§ CHALLENGE: Reproduce all lines of the listing below in which the word "NAROCASS" occurs.

§ DATA ENTRIES:
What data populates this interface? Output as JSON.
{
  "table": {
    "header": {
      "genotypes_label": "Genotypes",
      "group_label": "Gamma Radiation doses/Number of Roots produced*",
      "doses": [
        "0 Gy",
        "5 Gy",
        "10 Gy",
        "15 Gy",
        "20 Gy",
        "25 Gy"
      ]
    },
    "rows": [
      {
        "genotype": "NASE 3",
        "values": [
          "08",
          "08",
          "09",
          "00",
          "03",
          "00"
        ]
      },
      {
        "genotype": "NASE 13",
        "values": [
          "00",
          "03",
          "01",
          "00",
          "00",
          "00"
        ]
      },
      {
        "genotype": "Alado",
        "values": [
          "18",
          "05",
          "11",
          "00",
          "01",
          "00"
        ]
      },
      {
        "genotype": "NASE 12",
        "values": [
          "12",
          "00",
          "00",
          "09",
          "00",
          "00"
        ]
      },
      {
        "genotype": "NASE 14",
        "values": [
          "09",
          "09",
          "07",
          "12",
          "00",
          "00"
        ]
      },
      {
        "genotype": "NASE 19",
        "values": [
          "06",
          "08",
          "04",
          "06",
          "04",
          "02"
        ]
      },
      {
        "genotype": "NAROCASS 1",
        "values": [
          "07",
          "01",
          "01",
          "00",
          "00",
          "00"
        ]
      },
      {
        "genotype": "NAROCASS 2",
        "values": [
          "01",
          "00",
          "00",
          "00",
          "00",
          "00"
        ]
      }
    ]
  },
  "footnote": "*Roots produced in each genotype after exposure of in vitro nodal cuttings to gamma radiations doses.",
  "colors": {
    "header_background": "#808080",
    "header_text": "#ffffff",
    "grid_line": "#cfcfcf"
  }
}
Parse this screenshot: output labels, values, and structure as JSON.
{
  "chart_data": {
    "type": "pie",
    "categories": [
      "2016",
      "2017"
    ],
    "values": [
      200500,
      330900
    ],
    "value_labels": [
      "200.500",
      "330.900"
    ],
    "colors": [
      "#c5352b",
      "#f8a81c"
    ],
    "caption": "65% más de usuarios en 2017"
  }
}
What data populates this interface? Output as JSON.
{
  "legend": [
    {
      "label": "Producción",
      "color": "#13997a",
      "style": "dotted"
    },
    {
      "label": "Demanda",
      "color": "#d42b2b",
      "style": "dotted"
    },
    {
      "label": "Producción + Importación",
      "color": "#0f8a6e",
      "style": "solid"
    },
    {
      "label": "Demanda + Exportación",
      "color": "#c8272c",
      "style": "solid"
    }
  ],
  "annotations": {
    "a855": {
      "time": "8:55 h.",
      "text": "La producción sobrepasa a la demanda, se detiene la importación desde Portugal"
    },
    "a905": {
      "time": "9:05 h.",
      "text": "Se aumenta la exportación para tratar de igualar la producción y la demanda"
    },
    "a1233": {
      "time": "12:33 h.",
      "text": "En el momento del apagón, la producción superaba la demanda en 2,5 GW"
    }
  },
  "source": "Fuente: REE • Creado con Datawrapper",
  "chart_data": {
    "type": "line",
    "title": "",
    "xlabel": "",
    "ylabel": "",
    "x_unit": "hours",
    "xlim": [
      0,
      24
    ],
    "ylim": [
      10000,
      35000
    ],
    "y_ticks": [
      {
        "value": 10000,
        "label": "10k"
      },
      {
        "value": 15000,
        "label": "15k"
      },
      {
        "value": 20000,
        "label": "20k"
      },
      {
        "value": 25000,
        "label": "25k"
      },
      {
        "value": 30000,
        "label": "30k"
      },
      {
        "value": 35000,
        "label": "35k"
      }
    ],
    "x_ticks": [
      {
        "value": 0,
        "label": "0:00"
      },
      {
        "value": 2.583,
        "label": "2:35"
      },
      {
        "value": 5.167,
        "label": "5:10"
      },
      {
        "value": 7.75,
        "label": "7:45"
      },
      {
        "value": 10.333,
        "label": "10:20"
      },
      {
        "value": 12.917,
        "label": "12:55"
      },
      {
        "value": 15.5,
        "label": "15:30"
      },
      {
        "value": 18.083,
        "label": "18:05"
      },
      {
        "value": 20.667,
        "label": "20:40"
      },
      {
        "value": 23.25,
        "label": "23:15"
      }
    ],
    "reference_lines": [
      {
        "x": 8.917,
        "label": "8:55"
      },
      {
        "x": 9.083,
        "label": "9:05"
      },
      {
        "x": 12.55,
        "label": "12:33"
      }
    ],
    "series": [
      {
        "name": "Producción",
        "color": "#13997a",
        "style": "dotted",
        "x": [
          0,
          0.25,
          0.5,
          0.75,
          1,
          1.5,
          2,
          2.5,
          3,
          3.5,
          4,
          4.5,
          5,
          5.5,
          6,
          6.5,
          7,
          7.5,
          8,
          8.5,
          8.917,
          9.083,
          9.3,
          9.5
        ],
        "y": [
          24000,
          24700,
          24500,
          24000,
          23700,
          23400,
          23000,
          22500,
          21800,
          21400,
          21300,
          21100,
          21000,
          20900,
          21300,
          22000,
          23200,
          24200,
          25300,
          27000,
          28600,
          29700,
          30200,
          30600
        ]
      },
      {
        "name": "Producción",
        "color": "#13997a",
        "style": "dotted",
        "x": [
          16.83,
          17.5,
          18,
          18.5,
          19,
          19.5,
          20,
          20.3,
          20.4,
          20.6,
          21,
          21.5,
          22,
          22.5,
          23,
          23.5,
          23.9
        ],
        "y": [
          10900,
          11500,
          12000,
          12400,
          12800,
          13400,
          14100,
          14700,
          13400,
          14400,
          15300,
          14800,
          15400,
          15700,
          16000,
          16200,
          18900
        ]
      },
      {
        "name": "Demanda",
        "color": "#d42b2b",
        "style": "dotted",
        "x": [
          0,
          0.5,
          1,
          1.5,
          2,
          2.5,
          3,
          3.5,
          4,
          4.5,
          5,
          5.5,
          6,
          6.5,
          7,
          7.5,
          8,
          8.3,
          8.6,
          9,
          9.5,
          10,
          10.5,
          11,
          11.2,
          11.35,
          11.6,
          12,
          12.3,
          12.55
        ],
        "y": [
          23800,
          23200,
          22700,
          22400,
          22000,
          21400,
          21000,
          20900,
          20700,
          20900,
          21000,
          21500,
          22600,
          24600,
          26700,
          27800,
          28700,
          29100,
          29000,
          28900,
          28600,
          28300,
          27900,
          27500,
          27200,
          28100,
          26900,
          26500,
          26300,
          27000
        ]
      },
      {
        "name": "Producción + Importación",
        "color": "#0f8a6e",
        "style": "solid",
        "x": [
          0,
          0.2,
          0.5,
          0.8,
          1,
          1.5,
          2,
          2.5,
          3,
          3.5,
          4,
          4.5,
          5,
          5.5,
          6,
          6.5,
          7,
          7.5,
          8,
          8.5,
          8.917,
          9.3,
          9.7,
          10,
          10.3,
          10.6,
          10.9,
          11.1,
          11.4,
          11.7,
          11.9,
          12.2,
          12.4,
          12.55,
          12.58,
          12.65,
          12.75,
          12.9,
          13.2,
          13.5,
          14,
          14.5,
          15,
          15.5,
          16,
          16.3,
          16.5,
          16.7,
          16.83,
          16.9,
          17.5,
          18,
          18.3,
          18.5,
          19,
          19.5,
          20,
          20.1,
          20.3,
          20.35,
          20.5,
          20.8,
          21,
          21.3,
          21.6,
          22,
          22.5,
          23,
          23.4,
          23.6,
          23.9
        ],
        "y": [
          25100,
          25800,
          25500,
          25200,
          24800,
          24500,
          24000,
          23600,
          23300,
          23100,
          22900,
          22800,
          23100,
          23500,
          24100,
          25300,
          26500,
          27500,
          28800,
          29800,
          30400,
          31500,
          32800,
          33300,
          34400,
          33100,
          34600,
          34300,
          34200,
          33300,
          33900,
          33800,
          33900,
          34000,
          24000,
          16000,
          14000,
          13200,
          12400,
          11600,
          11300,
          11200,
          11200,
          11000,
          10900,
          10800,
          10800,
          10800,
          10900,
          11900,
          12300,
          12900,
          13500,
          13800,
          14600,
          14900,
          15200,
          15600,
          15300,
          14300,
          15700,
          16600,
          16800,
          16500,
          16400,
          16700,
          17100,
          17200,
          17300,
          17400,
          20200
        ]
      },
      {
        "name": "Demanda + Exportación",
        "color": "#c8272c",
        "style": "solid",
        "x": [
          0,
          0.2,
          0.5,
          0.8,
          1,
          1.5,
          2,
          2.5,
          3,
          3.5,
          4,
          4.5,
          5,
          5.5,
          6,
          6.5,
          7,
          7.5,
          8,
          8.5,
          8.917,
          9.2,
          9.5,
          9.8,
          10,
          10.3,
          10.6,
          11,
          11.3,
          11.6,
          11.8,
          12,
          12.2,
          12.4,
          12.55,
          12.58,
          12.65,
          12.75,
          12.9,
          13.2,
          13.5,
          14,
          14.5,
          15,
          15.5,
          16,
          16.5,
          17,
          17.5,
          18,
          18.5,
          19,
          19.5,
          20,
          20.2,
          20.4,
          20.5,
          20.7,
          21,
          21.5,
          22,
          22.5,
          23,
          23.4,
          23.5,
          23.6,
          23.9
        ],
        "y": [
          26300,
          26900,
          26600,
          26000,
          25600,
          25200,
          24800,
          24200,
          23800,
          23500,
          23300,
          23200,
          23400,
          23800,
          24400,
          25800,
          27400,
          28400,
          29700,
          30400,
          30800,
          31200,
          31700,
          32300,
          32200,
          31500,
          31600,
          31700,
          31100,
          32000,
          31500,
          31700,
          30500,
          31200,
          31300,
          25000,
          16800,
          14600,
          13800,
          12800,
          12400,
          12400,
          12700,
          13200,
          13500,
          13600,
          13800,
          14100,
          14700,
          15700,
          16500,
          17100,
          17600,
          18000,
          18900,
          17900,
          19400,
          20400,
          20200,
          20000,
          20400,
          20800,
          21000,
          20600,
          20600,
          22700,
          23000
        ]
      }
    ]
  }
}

§ THE SOLUTION:
        "genotype": "NAROCASS 1",
        "genotype": "NAROCASS 2",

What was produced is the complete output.